== What needs to be done ==
Output the full listing below exactly as it reads, and skip anything that is a picture.

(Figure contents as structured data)

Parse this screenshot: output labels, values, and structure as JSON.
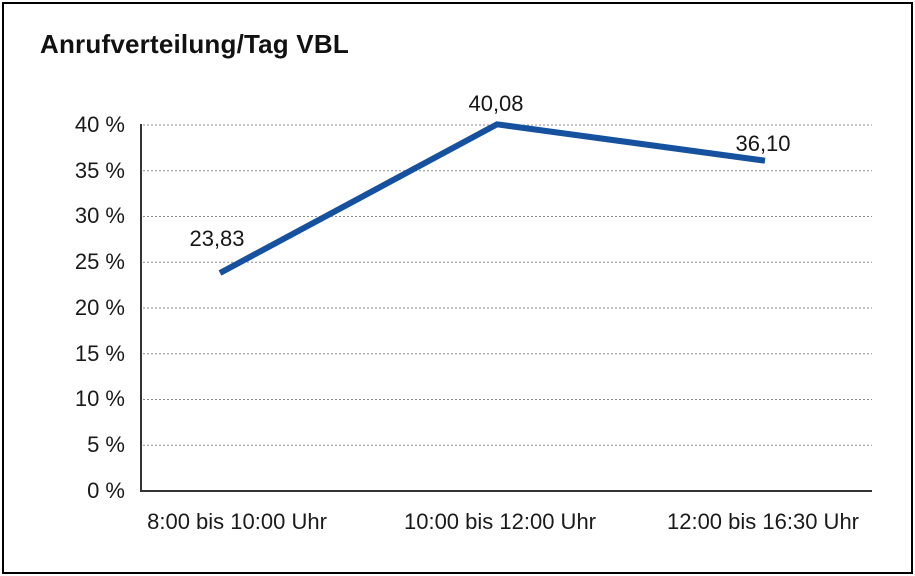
{
  "title": "Anrufverteilung/Tag VBL",
  "chart_data": {
    "type": "line",
    "title": "Anrufverteilung/Tag VBL",
    "categories": [
      "8:00 bis 10:00 Uhr",
      "10:00 bis 12:00 Uhr",
      "12:00 bis 16:30 Uhr"
    ],
    "values": [
      23.83,
      40.08,
      36.1
    ],
    "point_labels": [
      "23,83",
      "40,08",
      "36,10"
    ],
    "yticks": [
      "0 %",
      "5 %",
      "10 %",
      "15 %",
      "20 %",
      "25 %",
      "30 %",
      "35 %",
      "40 %"
    ],
    "ylim": [
      0,
      40
    ],
    "ytick_step": 5,
    "xlabel": "",
    "ylabel": "",
    "grid": "horizontal-dotted",
    "legend_position": "none",
    "line_color": "#15519E",
    "axis_color": "#333333",
    "grid_color": "#8a8a8a",
    "background_color": "#ffffff",
    "border_color": "#000000"
  }
}
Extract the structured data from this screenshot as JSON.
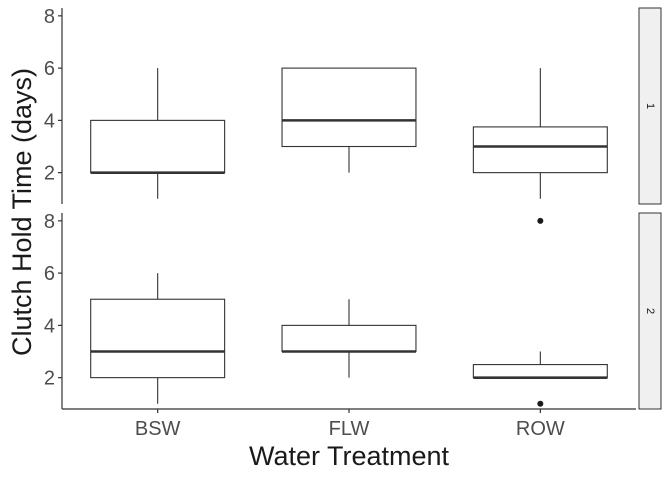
{
  "chart_data": {
    "type": "boxplot",
    "xlabel": "Water Treatment",
    "ylabel": "Clutch Hold Time (days)",
    "categories": [
      "BSW",
      "FLW",
      "ROW"
    ],
    "y_ticks": [
      "2",
      "4",
      "6",
      "8"
    ],
    "ylim": [
      0.8,
      8.3
    ],
    "facet_strip_position": "right",
    "grid": false,
    "panels": [
      {
        "strip_label": "1",
        "boxes": [
          {
            "category": "BSW",
            "whisker_low": 1,
            "q1": 2,
            "median": 2,
            "q3": 4,
            "whisker_high": 6,
            "outliers": []
          },
          {
            "category": "FLW",
            "whisker_low": 2,
            "q1": 3,
            "median": 4,
            "q3": 6,
            "whisker_high": 6,
            "outliers": []
          },
          {
            "category": "ROW",
            "whisker_low": 1,
            "q1": 2,
            "median": 3,
            "q3": 3.75,
            "whisker_high": 6,
            "outliers": []
          }
        ]
      },
      {
        "strip_label": "2",
        "boxes": [
          {
            "category": "BSW",
            "whisker_low": 1,
            "q1": 2,
            "median": 3,
            "q3": 5,
            "whisker_high": 6,
            "outliers": []
          },
          {
            "category": "FLW",
            "whisker_low": 2,
            "q1": 3,
            "median": 3,
            "q3": 4,
            "whisker_high": 5,
            "outliers": []
          },
          {
            "category": "ROW",
            "whisker_low": 2,
            "q1": 2,
            "median": 2,
            "q3": 2.5,
            "whisker_high": 3,
            "outliers": [
              8,
              1
            ]
          }
        ]
      }
    ],
    "colors": {
      "box_stroke": "#333333",
      "box_fill": "#ffffff",
      "median": "#333333",
      "outlier": "#1a1a1a",
      "axis": "#333333",
      "strip_fill": "#f0f0f0",
      "strip_stroke": "#333333"
    }
  }
}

== Result ==
Parse this screenshot: output labels, values, and structure as JSON.
{
  "title": "Anrufverteilung/Tag VBL",
  "chart_data": {
    "type": "line",
    "title": "Anrufverteilung/Tag VBL",
    "categories": [
      "8:00 bis 10:00 Uhr",
      "10:00 bis 12:00 Uhr",
      "12:00 bis 16:30 Uhr"
    ],
    "values": [
      23.83,
      40.08,
      36.1
    ],
    "point_labels": [
      "23,83",
      "40,08",
      "36,10"
    ],
    "yticks": [
      "0 %",
      "5 %",
      "10 %",
      "15 %",
      "20 %",
      "25 %",
      "30 %",
      "35 %",
      "40 %"
    ],
    "ylim": [
      0,
      40
    ],
    "ytick_step": 5,
    "xlabel": "",
    "ylabel": "",
    "grid": "horizontal-dotted",
    "legend_position": "none",
    "line_color": "#15519E",
    "axis_color": "#333333",
    "grid_color": "#8a8a8a",
    "background_color": "#ffffff",
    "border_color": "#000000"
  }
}
Extract the structured data from this screenshot as JSON.
{
  "chart_data": {
    "type": "boxplot",
    "xlabel": "Water Treatment",
    "ylabel": "Clutch Hold Time (days)",
    "categories": [
      "BSW",
      "FLW",
      "ROW"
    ],
    "y_ticks": [
      "2",
      "4",
      "6",
      "8"
    ],
    "ylim": [
      0.8,
      8.3
    ],
    "facet_strip_position": "right",
    "grid": false,
    "panels": [
      {
        "strip_label": "1",
        "boxes": [
          {
            "category": "BSW",
            "whisker_low": 1,
            "q1": 2,
            "median": 2,
            "q3": 4,
            "whisker_high": 6,
            "outliers": []
          },
          {
            "category": "FLW",
            "whisker_low": 2,
            "q1": 3,
            "median": 4,
            "q3": 6,
            "whisker_high": 6,
            "outliers": []
          },
          {
            "category": "ROW",
            "whisker_low": 1,
            "q1": 2,
            "median": 3,
            "q3": 3.75,
            "whisker_high": 6,
            "outliers": []
          }
        ]
      },
      {
        "strip_label": "2",
        "boxes": [
          {
            "category": "BSW",
            "whisker_low": 1,
            "q1": 2,
            "median": 3,
            "q3": 5,
            "whisker_high": 6,
            "outliers": []
          },
          {
            "category": "FLW",
            "whisker_low": 2,
            "q1": 3,
            "median": 3,
            "q3": 4,
            "whisker_high": 5,
            "outliers": []
          },
          {
            "category": "ROW",
            "whisker_low": 2,
            "q1": 2,
            "median": 2,
            "q3": 2.5,
            "whisker_high": 3,
            "outliers": [
              8,
              1
            ]
          }
        ]
      }
    ],
    "colors": {
      "box_stroke": "#333333",
      "box_fill": "#ffffff",
      "median": "#333333",
      "outlier": "#1a1a1a",
      "axis": "#333333",
      "strip_fill": "#f0f0f0",
      "strip_stroke": "#333333"
    }
  }
}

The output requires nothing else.